§ Instruction
How many lines of the records below contain the word "order"? Answer with the number alone.

§ Data extract
▼
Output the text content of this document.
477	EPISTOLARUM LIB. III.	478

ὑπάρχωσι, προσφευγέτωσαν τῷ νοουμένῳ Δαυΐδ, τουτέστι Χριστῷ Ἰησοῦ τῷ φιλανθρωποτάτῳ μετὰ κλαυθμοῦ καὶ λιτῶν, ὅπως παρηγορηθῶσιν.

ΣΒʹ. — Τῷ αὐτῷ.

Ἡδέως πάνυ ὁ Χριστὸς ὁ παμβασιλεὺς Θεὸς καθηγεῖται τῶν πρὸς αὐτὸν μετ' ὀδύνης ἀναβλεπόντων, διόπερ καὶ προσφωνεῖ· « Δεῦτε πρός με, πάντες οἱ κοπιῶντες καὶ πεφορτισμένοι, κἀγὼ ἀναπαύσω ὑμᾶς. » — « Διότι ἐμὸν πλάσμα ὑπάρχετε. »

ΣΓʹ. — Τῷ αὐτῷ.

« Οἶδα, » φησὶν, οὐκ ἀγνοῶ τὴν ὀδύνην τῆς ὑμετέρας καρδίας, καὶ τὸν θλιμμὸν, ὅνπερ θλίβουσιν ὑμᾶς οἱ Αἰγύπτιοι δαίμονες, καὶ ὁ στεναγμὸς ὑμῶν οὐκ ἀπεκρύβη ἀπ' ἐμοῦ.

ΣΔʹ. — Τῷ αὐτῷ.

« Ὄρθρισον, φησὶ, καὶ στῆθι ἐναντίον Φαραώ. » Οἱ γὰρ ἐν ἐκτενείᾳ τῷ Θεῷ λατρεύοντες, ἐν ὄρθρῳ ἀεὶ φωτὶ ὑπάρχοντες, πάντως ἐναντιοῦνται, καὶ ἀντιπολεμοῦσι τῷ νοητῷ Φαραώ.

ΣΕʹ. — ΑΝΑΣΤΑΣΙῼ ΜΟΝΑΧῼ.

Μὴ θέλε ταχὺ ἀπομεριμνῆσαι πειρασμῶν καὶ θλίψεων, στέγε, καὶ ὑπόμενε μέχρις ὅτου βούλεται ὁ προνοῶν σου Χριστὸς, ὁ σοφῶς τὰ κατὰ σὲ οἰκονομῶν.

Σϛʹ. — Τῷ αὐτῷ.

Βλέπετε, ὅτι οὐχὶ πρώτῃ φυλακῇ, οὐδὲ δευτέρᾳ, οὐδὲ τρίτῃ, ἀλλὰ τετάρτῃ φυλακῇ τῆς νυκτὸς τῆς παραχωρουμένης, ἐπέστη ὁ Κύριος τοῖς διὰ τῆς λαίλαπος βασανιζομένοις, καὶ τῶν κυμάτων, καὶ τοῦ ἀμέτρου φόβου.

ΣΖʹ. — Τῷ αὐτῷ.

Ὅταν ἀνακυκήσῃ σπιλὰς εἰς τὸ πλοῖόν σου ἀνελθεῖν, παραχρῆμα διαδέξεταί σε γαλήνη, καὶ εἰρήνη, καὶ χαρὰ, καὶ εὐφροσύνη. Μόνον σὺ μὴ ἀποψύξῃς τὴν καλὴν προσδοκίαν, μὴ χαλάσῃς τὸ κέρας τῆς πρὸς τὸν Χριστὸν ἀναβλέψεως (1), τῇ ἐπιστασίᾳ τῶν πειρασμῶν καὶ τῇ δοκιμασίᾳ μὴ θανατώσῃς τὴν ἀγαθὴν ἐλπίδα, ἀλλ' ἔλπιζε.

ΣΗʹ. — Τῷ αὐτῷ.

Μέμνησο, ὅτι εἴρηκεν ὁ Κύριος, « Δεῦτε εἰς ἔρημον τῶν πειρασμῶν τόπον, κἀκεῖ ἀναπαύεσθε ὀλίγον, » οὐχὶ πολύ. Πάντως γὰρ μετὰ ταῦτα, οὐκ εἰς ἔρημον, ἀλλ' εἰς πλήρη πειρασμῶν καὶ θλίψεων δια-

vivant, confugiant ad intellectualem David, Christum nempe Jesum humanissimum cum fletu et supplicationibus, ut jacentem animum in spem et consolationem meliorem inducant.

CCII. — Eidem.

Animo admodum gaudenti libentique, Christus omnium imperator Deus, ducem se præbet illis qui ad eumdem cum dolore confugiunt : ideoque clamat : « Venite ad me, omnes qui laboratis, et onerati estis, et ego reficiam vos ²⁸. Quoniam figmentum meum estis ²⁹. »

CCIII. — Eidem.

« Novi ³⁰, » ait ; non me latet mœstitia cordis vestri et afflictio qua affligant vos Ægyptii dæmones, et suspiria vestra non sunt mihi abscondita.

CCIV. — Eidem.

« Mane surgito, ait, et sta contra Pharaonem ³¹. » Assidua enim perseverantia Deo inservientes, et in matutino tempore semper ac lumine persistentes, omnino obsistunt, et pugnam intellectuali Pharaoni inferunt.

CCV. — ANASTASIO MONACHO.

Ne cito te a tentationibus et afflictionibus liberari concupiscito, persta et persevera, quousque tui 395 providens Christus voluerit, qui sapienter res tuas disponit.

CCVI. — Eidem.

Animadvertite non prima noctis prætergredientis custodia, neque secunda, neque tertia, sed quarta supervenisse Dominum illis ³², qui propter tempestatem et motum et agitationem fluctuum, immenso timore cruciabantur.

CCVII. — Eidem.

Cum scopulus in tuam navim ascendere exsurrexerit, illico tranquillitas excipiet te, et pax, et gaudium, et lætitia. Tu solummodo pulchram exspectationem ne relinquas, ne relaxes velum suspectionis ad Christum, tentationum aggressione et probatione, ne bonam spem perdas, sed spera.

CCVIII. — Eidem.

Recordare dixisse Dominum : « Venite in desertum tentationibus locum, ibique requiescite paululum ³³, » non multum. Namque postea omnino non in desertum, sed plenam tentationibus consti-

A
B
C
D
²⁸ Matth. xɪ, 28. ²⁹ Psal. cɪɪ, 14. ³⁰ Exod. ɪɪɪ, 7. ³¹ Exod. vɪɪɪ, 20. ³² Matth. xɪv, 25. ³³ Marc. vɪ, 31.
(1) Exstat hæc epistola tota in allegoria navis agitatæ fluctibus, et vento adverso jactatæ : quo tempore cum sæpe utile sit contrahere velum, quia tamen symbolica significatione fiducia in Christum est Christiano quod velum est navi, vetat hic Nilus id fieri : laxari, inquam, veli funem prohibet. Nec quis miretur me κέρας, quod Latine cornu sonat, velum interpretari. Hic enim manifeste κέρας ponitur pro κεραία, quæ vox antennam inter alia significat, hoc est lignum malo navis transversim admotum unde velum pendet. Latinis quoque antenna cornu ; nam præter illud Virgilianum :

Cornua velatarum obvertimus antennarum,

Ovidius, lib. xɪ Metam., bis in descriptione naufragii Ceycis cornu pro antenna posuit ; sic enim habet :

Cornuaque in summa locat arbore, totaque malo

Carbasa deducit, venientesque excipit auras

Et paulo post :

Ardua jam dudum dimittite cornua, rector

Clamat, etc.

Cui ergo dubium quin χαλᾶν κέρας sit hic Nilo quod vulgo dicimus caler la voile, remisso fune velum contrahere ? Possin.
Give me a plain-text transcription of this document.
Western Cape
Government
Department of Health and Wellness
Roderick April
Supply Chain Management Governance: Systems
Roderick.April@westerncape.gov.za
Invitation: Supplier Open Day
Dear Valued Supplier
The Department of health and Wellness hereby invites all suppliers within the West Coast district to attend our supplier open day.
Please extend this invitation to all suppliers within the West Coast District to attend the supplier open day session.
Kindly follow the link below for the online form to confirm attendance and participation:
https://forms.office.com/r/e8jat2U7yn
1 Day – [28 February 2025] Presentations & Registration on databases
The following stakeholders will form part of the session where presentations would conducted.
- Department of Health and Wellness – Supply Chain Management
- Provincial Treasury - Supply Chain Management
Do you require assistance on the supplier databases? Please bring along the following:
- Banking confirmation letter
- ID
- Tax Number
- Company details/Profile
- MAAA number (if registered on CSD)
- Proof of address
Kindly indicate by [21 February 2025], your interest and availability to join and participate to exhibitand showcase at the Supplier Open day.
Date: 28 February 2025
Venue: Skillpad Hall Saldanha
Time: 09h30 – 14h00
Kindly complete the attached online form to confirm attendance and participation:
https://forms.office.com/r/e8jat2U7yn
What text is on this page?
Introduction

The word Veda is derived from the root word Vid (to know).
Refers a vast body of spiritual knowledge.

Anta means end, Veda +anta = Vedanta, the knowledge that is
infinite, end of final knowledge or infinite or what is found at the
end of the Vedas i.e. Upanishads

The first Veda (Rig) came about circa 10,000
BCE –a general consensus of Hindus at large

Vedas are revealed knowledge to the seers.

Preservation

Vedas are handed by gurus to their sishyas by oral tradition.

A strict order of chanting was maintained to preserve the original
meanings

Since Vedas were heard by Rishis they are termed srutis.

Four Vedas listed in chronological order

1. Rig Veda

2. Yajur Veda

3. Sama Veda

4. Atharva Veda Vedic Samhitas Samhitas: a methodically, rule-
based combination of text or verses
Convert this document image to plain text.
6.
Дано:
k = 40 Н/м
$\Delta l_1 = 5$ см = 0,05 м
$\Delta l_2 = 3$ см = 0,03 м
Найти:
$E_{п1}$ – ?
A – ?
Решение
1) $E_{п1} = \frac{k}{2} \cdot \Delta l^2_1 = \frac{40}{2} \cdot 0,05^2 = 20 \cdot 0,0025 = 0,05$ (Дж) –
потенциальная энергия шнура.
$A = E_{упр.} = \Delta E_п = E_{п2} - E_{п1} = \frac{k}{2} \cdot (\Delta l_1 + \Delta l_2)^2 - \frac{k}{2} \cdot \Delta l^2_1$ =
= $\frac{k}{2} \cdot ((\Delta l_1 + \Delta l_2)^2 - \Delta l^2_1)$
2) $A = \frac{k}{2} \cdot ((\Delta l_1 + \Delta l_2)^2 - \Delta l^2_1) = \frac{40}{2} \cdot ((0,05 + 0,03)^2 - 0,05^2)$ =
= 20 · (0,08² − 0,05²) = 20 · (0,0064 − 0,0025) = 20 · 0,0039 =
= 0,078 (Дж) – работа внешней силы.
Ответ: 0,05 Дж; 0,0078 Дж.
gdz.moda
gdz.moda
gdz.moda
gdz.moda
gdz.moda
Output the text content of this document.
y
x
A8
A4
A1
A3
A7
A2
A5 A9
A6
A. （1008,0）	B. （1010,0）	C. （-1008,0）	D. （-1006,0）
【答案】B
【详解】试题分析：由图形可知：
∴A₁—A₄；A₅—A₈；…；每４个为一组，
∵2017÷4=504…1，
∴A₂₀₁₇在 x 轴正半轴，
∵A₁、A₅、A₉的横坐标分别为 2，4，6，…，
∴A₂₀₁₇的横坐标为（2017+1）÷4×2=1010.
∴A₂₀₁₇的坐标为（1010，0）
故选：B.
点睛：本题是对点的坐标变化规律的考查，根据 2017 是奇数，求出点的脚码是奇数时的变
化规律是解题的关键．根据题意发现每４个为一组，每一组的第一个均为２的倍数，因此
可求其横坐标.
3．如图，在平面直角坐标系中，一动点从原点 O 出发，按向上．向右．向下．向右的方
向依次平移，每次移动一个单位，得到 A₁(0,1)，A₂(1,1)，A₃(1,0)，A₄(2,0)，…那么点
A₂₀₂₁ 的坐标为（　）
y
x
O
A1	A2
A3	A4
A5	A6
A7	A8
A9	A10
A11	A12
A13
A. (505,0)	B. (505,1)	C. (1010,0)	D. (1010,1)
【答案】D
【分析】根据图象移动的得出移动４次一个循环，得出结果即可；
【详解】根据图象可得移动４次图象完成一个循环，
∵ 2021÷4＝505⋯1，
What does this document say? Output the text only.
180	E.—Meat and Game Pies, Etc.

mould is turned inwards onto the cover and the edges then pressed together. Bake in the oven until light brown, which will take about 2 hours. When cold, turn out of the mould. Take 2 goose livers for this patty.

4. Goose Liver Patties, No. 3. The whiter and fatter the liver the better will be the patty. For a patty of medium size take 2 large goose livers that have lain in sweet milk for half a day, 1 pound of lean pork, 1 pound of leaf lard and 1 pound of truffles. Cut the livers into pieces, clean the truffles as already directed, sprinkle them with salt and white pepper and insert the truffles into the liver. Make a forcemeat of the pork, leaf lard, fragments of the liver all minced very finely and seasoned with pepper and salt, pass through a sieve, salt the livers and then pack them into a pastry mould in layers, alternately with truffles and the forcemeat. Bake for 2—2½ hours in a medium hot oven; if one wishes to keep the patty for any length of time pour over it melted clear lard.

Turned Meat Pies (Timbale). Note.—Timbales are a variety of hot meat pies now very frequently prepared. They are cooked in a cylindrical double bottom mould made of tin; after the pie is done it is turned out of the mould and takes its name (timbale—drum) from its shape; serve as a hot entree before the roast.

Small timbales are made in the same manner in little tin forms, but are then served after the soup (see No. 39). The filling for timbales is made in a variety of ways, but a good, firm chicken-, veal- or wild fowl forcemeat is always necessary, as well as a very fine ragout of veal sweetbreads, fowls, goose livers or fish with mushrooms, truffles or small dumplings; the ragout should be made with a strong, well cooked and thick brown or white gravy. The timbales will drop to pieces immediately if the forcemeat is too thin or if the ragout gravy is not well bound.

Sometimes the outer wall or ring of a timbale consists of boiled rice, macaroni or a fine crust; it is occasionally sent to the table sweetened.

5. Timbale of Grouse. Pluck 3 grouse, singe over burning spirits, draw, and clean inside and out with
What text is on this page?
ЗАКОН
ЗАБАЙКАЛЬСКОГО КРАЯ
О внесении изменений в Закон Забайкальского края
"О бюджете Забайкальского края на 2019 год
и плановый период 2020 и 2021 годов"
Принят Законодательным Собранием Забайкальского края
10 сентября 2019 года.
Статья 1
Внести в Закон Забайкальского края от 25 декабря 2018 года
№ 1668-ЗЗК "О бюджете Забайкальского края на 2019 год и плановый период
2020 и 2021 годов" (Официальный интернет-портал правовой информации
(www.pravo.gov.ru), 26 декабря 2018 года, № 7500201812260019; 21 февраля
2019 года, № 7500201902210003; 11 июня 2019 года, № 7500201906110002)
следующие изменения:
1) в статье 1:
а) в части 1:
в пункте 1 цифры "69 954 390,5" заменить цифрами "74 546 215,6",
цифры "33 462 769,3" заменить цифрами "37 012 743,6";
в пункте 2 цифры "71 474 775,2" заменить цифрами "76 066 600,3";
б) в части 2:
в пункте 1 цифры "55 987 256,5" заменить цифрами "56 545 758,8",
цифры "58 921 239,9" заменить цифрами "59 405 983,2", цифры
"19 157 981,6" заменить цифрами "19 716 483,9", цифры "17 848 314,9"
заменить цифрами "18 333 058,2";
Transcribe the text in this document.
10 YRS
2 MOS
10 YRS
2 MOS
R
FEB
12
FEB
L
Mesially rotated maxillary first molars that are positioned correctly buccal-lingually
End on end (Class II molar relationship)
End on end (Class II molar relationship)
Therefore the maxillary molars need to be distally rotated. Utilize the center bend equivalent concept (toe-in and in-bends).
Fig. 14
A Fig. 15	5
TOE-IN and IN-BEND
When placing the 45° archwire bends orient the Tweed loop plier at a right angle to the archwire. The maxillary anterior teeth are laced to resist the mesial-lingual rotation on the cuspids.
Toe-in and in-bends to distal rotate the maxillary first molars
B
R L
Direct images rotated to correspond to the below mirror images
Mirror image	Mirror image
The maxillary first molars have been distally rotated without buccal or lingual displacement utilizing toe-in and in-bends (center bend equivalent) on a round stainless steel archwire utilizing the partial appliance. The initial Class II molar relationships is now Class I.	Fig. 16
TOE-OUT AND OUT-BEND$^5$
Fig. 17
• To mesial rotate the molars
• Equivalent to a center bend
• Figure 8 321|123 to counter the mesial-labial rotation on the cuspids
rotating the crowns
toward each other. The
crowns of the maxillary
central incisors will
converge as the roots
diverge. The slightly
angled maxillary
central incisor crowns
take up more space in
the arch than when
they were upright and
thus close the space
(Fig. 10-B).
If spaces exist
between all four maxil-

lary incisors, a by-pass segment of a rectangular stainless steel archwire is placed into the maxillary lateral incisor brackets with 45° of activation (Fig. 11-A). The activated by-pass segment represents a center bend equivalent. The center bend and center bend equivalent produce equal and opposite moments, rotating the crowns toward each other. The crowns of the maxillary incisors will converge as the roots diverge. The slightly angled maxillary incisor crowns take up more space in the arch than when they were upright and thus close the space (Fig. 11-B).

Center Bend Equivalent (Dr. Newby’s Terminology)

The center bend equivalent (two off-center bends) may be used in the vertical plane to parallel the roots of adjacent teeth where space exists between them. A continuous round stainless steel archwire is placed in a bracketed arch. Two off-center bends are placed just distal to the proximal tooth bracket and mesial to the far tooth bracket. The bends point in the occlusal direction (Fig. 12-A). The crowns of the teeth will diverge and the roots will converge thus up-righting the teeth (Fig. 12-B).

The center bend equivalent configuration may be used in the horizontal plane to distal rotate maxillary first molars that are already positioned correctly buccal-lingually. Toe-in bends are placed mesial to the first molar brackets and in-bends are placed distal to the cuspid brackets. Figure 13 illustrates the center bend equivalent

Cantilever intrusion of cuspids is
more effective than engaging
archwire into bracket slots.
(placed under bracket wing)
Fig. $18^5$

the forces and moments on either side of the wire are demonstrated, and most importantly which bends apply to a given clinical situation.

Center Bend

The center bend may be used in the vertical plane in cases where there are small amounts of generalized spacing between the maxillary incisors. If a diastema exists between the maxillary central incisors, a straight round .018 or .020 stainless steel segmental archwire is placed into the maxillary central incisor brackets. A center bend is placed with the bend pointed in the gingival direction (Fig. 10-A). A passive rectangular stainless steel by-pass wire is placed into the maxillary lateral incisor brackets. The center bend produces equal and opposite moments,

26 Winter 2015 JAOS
▲
§ Written answer
2